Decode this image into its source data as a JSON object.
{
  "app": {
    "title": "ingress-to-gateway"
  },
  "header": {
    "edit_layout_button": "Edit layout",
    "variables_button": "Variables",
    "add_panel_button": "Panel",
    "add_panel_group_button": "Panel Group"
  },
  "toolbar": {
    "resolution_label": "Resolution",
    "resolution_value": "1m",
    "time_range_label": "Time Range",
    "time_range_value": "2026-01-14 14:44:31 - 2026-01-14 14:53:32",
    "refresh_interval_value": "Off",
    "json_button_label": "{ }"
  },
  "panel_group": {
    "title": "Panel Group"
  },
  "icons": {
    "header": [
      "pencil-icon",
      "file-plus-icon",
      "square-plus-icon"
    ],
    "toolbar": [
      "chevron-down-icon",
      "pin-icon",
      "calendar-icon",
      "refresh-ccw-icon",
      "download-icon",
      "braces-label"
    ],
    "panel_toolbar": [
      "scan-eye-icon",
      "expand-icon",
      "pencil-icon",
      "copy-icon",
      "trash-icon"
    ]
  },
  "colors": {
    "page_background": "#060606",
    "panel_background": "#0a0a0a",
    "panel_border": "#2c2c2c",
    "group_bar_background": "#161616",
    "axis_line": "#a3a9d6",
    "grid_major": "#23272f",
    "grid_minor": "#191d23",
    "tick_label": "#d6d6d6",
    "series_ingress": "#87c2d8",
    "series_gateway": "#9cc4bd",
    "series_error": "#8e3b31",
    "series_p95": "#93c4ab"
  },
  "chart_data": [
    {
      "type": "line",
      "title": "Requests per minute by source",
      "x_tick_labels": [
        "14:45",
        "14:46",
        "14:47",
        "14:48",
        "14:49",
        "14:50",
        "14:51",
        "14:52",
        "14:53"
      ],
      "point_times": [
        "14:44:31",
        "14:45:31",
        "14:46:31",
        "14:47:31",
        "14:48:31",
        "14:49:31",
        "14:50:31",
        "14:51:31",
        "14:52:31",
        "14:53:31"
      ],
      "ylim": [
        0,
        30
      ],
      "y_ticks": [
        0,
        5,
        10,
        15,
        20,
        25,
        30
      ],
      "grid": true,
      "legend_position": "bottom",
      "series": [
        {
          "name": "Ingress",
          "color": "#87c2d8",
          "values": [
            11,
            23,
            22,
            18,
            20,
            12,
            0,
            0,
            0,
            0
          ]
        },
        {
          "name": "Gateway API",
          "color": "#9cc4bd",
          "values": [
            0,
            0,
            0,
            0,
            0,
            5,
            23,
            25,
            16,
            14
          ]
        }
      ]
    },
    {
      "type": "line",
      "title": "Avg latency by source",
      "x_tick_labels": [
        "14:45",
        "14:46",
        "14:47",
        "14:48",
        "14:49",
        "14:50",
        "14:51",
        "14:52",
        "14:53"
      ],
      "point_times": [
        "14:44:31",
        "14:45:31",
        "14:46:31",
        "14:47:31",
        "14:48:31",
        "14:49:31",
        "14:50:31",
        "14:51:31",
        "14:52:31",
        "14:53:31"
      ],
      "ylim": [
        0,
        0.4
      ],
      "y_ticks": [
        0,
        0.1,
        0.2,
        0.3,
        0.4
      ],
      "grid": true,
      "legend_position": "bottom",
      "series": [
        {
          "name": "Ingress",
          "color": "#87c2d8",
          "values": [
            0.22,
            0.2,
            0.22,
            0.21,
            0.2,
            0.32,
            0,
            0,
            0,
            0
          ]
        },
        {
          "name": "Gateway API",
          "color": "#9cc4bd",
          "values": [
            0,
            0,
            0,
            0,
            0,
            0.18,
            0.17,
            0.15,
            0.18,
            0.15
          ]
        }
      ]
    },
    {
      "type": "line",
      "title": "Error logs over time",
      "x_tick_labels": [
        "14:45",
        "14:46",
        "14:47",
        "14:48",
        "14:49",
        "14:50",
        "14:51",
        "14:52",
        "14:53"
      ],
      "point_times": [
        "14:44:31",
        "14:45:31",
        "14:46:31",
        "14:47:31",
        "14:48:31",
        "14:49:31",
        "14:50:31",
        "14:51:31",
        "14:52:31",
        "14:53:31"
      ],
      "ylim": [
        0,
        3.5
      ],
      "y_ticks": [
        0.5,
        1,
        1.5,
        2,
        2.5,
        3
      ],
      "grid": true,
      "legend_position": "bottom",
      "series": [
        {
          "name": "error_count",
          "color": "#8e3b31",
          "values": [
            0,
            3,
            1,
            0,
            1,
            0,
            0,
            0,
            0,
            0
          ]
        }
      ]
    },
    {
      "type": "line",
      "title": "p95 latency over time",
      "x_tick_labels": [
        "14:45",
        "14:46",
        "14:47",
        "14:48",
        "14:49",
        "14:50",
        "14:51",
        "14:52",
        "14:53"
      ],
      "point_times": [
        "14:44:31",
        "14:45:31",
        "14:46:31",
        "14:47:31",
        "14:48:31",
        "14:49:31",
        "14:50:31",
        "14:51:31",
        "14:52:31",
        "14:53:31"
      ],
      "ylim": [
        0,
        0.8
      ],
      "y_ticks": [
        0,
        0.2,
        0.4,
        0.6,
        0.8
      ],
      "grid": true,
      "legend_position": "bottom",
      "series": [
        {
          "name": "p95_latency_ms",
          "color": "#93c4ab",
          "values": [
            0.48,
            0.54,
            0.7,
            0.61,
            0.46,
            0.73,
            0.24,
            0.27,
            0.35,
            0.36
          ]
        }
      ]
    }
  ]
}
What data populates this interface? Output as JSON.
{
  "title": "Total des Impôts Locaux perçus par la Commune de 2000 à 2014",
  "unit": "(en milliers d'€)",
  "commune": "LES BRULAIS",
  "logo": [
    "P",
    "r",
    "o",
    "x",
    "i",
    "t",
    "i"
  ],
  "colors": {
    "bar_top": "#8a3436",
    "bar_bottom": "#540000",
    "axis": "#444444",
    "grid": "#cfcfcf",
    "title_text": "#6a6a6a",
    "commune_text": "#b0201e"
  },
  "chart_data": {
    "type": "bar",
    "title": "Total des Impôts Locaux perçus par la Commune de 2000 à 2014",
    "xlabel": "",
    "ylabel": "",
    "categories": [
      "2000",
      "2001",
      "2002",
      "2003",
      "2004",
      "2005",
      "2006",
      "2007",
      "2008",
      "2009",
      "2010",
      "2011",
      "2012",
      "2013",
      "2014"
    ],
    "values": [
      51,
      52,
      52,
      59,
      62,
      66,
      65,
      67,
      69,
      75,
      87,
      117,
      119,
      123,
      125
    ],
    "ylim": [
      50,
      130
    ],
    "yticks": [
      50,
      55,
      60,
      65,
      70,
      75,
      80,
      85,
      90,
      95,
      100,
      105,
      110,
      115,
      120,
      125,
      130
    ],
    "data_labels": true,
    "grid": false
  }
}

::::

## Written task
In the listing above, find the line containing "What data populates" and please quote exactly that line through the last one, and no other lines.

## Solution below
What data populates this interface? Output as JSON.
{
  "title": "Total des Impôts Locaux perçus par la Commune de 2000 à 2014",
  "unit": "(en milliers d'€)",
  "commune": "LES BRULAIS",
  "logo": [
    "P",
    "r",
    "o",
    "x",
    "i",
    "t",
    "i"
  ],
  "colors": {
    "bar_top": "#8a3436",
    "bar_bottom": "#540000",
    "axis": "#444444",
    "grid": "#cfcfcf",
    "title_text": "#6a6a6a",
    "commune_text": "#b0201e"
  },
  "chart_data": {
    "type": "bar",
    "title": "Total des Impôts Locaux perçus par la Commune de 2000 à 2014",
    "xlabel": "",
    "ylabel": "",
    "categories": [
      "2000",
      "2001",
      "2002",
      "2003",
      "2004",
      "2005",
      "2006",
      "2007",
      "2008",
      "2009",
      "2010",
      "2011",
      "2012",
      "2013",
      "2014"
    ],
    "values": [
      51,
      52,
      52,
      59,
      62,
      66,
      65,
      67,
      69,
      75,
      87,
      117,
      119,
      123,
      125
    ],
    "ylim": [
      50,
      130
    ],
    "yticks": [
      50,
      55,
      60,
      65,
      70,
      75,
      80,
      85,
      90,
      95,
      100,
      105,
      110,
      115,
      120,
      125,
      130
    ],
    "data_labels": true,
    "grid": false
  }
}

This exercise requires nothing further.